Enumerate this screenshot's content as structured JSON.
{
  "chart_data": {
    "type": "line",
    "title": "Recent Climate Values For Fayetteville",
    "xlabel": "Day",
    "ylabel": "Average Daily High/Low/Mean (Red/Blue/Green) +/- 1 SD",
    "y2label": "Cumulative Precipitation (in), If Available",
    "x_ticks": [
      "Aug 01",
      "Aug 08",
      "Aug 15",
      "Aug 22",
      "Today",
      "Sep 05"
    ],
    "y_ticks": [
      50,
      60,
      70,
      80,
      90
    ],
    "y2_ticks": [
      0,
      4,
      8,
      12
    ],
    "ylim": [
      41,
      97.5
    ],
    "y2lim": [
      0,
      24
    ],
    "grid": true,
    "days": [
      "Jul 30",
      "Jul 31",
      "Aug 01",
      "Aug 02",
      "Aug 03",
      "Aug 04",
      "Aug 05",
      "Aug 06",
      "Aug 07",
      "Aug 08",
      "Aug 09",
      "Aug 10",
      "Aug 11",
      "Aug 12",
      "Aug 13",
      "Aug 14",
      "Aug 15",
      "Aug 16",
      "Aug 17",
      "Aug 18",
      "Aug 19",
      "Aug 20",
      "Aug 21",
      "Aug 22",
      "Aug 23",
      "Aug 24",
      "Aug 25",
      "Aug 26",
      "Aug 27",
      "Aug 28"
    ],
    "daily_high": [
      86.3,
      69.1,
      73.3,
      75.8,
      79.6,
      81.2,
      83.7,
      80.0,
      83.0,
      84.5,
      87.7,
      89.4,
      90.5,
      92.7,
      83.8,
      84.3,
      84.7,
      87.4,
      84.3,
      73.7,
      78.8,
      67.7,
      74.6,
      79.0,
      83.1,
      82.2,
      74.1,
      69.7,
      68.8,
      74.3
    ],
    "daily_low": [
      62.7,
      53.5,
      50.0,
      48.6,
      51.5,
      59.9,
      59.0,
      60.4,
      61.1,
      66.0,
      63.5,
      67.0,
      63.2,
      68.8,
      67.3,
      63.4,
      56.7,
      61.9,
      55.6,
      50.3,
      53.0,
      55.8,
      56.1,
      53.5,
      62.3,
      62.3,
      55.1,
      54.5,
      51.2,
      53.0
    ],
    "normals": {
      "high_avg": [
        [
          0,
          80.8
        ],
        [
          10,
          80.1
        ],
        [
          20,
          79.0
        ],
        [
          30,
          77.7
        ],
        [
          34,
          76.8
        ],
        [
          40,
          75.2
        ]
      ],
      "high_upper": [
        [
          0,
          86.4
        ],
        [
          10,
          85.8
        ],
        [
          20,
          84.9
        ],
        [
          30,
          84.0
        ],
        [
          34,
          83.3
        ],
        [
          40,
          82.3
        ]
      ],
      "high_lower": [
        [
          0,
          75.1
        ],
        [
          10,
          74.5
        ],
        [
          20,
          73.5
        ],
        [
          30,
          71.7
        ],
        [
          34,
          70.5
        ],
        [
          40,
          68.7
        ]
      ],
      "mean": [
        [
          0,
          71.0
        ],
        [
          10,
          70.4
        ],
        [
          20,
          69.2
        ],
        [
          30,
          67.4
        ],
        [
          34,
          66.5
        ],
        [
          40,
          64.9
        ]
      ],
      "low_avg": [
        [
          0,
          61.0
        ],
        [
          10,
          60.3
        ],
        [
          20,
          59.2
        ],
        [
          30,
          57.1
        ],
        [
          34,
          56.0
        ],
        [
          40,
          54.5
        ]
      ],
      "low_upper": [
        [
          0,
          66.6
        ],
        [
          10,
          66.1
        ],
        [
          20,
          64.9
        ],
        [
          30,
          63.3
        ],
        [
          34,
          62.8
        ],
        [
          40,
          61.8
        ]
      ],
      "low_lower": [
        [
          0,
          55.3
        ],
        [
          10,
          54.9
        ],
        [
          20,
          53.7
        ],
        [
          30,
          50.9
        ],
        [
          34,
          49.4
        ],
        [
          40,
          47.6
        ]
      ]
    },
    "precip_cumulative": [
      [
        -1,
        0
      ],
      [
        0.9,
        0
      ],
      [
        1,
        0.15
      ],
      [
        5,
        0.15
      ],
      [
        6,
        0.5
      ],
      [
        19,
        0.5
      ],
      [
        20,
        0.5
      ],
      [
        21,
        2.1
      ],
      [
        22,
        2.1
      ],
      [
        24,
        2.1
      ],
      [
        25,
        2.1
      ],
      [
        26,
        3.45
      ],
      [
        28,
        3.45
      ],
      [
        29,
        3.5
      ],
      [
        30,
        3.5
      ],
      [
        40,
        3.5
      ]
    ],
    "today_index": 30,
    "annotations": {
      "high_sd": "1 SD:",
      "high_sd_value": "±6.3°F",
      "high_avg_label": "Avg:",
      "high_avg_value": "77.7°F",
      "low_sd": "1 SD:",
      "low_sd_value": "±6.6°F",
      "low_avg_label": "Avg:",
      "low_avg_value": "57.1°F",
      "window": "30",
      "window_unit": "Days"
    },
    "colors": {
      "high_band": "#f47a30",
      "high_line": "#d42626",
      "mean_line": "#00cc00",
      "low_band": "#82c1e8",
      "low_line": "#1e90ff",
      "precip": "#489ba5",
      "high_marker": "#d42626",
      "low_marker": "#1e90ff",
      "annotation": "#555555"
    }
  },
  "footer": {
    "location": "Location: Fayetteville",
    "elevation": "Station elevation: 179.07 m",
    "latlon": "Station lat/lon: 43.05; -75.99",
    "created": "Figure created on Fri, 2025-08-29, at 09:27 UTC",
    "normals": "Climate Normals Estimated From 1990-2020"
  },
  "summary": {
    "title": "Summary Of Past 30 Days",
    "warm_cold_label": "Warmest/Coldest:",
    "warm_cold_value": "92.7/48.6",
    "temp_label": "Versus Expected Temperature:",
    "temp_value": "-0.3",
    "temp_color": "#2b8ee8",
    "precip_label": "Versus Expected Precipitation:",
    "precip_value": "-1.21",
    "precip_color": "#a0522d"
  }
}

# # #

_The request_.
Go through the records and print each one exactly.

_Task solution_.
Enumerate this screenshot's content as structured JSON.
{
  "chart_data": {
    "type": "line",
    "title": "Recent Climate Values For Fayetteville",
    "xlabel": "Day",
    "ylabel": "Average Daily High/Low/Mean (Red/Blue/Green) +/- 1 SD",
    "y2label": "Cumulative Precipitation (in), If Available",
    "x_ticks": [
      "Aug 01",
      "Aug 08",
      "Aug 15",
      "Aug 22",
      "Today",
      "Sep 05"
    ],
    "y_ticks": [
      50,
      60,
      70,
      80,
      90
    ],
    "y2_ticks": [
      0,
      4,
      8,
      12
    ],
    "ylim": [
      41,
      97.5
    ],
    "y2lim": [
      0,
      24
    ],
    "grid": true,
    "days": [
      "Jul 30",
      "Jul 31",
      "Aug 01",
      "Aug 02",
      "Aug 03",
      "Aug 04",
      "Aug 05",
      "Aug 06",
      "Aug 07",
      "Aug 08",
      "Aug 09",
      "Aug 10",
      "Aug 11",
      "Aug 12",
      "Aug 13",
      "Aug 14",
      "Aug 15",
      "Aug 16",
      "Aug 17",
      "Aug 18",
      "Aug 19",
      "Aug 20",
      "Aug 21",
      "Aug 22",
      "Aug 23",
      "Aug 24",
      "Aug 25",
      "Aug 26",
      "Aug 27",
      "Aug 28"
    ],
    "daily_high": [
      86.3,
      69.1,
      73.3,
      75.8,
      79.6,
      81.2,
      83.7,
      80.0,
      83.0,
      84.5,
      87.7,
      89.4,
      90.5,
      92.7,
      83.8,
      84.3,
      84.7,
      87.4,
      84.3,
      73.7,
      78.8,
      67.7,
      74.6,
      79.0,
      83.1,
      82.2,
      74.1,
      69.7,
      68.8,
      74.3
    ],
    "daily_low": [
      62.7,
      53.5,
      50.0,
      48.6,
      51.5,
      59.9,
      59.0,
      60.4,
      61.1,
      66.0,
      63.5,
      67.0,
      63.2,
      68.8,
      67.3,
      63.4,
      56.7,
      61.9,
      55.6,
      50.3,
      53.0,
      55.8,
      56.1,
      53.5,
      62.3,
      62.3,
      55.1,
      54.5,
      51.2,
      53.0
    ],
    "normals": {
      "high_avg": [
        [
          0,
          80.8
        ],
        [
          10,
          80.1
        ],
        [
          20,
          79.0
        ],
        [
          30,
          77.7
        ],
        [
          34,
          76.8
        ],
        [
          40,
          75.2
        ]
      ],
      "high_upper": [
        [
          0,
          86.4
        ],
        [
          10,
          85.8
        ],
        [
          20,
          84.9
        ],
        [
          30,
          84.0
        ],
        [
          34,
          83.3
        ],
        [
          40,
          82.3
        ]
      ],
      "high_lower": [
        [
          0,
          75.1
        ],
        [
          10,
          74.5
        ],
        [
          20,
          73.5
        ],
        [
          30,
          71.7
        ],
        [
          34,
          70.5
        ],
        [
          40,
          68.7
        ]
      ],
      "mean": [
        [
          0,
          71.0
        ],
        [
          10,
          70.4
        ],
        [
          20,
          69.2
        ],
        [
          30,
          67.4
        ],
        [
          34,
          66.5
        ],
        [
          40,
          64.9
        ]
      ],
      "low_avg": [
        [
          0,
          61.0
        ],
        [
          10,
          60.3
        ],
        [
          20,
          59.2
        ],
        [
          30,
          57.1
        ],
        [
          34,
          56.0
        ],
        [
          40,
          54.5
        ]
      ],
      "low_upper": [
        [
          0,
          66.6
        ],
        [
          10,
          66.1
        ],
        [
          20,
          64.9
        ],
        [
          30,
          63.3
        ],
        [
          34,
          62.8
        ],
        [
          40,
          61.8
        ]
      ],
      "low_lower": [
        [
          0,
          55.3
        ],
        [
          10,
          54.9
        ],
        [
          20,
          53.7
        ],
        [
          30,
          50.9
        ],
        [
          34,
          49.4
        ],
        [
          40,
          47.6
        ]
      ]
    },
    "precip_cumulative": [
      [
        -1,
        0
      ],
      [
        0.9,
        0
      ],
      [
        1,
        0.15
      ],
      [
        5,
        0.15
      ],
      [
        6,
        0.5
      ],
      [
        19,
        0.5
      ],
      [
        20,
        0.5
      ],
      [
        21,
        2.1
      ],
      [
        22,
        2.1
      ],
      [
        24,
        2.1
      ],
      [
        25,
        2.1
      ],
      [
        26,
        3.45
      ],
      [
        28,
        3.45
      ],
      [
        29,
        3.5
      ],
      [
        30,
        3.5
      ],
      [
        40,
        3.5
      ]
    ],
    "today_index": 30,
    "annotations": {
      "high_sd": "1 SD:",
      "high_sd_value": "±6.3°F",
      "high_avg_label": "Avg:",
      "high_avg_value": "77.7°F",
      "low_sd": "1 SD:",
      "low_sd_value": "±6.6°F",
      "low_avg_label": "Avg:",
      "low_avg_value": "57.1°F",
      "window": "30",
      "window_unit": "Days"
    },
    "colors": {
      "high_band": "#f47a30",
      "high_line": "#d42626",
      "mean_line": "#00cc00",
      "low_band": "#82c1e8",
      "low_line": "#1e90ff",
      "precip": "#489ba5",
      "high_marker": "#d42626",
      "low_marker": "#1e90ff",
      "annotation": "#555555"
    }
  },
  "footer": {
    "location": "Location: Fayetteville",
    "elevation": "Station elevation: 179.07 m",
    "latlon": "Station lat/lon: 43.05; -75.99",
    "created": "Figure created on Fri, 2025-08-29, at 09:27 UTC",
    "normals": "Climate Normals Estimated From 1990-2020"
  },
  "summary": {
    "title": "Summary Of Past 30 Days",
    "warm_cold_label": "Warmest/Coldest:",
    "warm_cold_value": "92.7/48.6",
    "temp_label": "Versus Expected Temperature:",
    "temp_value": "-0.3",
    "temp_color": "#2b8ee8",
    "precip_label": "Versus Expected Precipitation:",
    "precip_value": "-1.21",
    "precip_color": "#a0522d"
  }
}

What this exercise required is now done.